• Exercise prompt:
Give every line from the entries that contains "fire".

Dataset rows
--- begin ---

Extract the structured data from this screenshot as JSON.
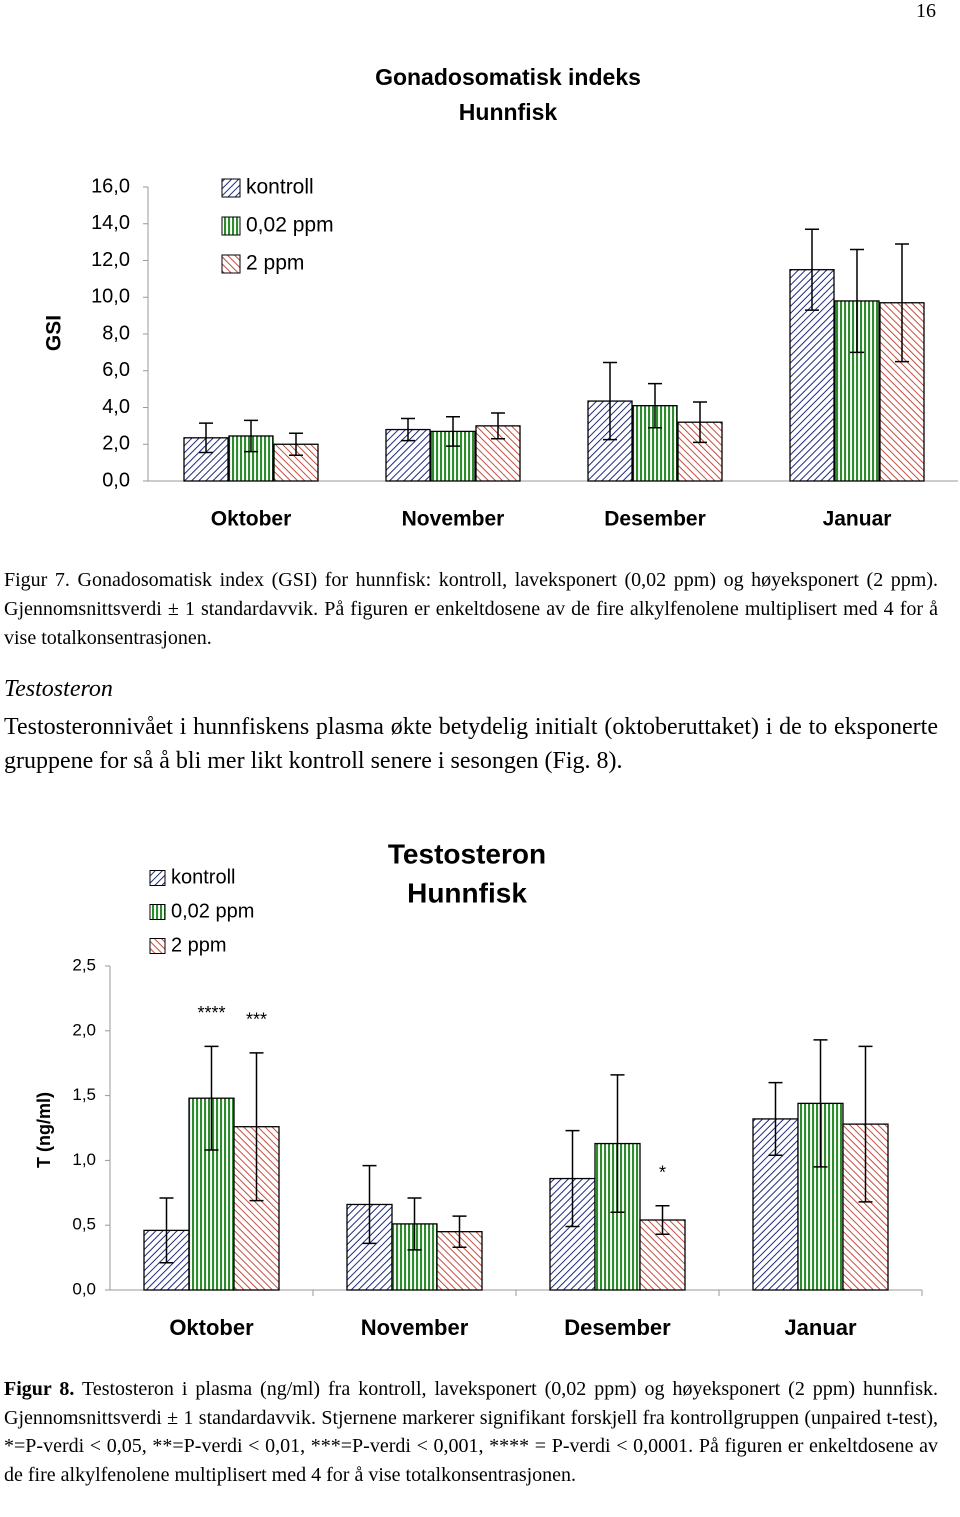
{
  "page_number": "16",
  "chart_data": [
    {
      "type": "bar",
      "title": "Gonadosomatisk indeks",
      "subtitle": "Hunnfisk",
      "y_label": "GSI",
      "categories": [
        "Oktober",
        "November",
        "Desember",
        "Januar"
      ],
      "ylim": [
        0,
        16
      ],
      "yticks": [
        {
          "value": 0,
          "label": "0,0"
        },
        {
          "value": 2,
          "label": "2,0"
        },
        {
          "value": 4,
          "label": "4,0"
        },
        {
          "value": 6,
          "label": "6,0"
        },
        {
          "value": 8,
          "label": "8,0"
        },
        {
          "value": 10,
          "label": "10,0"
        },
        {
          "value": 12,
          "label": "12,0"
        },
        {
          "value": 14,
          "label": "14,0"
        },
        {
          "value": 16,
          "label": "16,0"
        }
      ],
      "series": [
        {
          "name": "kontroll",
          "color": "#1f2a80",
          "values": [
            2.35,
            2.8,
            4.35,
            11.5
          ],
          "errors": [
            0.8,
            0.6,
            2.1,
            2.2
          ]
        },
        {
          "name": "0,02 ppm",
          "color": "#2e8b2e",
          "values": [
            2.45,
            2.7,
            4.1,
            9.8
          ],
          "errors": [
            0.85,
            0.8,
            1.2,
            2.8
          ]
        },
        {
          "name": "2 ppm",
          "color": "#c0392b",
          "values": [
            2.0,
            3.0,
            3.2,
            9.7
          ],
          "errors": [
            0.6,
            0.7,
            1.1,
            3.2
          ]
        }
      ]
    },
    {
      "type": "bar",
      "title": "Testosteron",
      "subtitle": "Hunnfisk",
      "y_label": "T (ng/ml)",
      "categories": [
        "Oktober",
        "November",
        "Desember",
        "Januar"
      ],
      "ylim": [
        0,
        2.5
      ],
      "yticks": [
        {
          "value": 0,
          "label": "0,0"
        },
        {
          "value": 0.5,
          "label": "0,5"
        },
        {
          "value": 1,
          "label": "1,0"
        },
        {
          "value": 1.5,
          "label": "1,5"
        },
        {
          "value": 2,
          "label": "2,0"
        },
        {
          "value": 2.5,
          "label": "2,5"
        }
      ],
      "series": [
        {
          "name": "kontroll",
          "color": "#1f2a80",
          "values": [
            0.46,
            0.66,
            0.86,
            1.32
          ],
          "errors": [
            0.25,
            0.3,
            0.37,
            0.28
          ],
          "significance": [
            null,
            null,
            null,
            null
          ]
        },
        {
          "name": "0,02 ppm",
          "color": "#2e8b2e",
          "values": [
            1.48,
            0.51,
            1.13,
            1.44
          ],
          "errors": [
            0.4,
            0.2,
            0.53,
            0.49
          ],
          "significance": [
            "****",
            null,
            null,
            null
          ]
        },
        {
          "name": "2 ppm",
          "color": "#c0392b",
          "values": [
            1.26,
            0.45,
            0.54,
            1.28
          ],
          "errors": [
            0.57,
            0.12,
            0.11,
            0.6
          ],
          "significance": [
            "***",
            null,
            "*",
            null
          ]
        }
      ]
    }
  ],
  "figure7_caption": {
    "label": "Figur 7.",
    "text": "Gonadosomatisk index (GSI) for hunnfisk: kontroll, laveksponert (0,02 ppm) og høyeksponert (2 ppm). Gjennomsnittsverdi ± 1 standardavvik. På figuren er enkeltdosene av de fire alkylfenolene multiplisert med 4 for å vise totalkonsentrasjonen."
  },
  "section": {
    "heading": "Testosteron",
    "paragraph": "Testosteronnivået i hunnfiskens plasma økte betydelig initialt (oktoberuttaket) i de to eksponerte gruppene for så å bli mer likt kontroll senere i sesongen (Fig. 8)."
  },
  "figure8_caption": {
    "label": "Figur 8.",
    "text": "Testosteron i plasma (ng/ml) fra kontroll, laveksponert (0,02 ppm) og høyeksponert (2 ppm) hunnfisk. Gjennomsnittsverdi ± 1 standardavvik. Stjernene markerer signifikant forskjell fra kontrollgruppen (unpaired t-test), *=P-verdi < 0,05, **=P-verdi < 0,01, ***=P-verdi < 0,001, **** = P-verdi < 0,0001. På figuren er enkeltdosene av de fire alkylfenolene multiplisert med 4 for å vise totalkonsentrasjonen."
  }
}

--- end ---

• Result of this exercise:
    "text": "Gonadosomatisk index (GSI) for hunnfisk: kontroll, laveksponert (0,02 ppm) og høyeksponert (2 ppm). Gjennomsnittsverdi ± 1 standardavvik. På figuren er enkeltdosene av de fire alkylfenolene multiplisert med 4 for å vise totalkonsentrasjonen."
    "text": "Testosteron i plasma (ng/ml) fra kontroll, laveksponert (0,02 ppm) og høyeksponert (2 ppm) hunnfisk. Gjennomsnittsverdi ± 1 standardavvik. Stjernene markerer signifikant forskjell fra kontrollgruppen (unpaired t-test), *=P-verdi < 0,05, **=P-verdi < 0,01, ***=P-verdi < 0,001, **** = P-verdi < 0,0001. På figuren er enkeltdosene av de fire alkylfenolene multiplisert med 4 for å vise totalkonsentrasjonen."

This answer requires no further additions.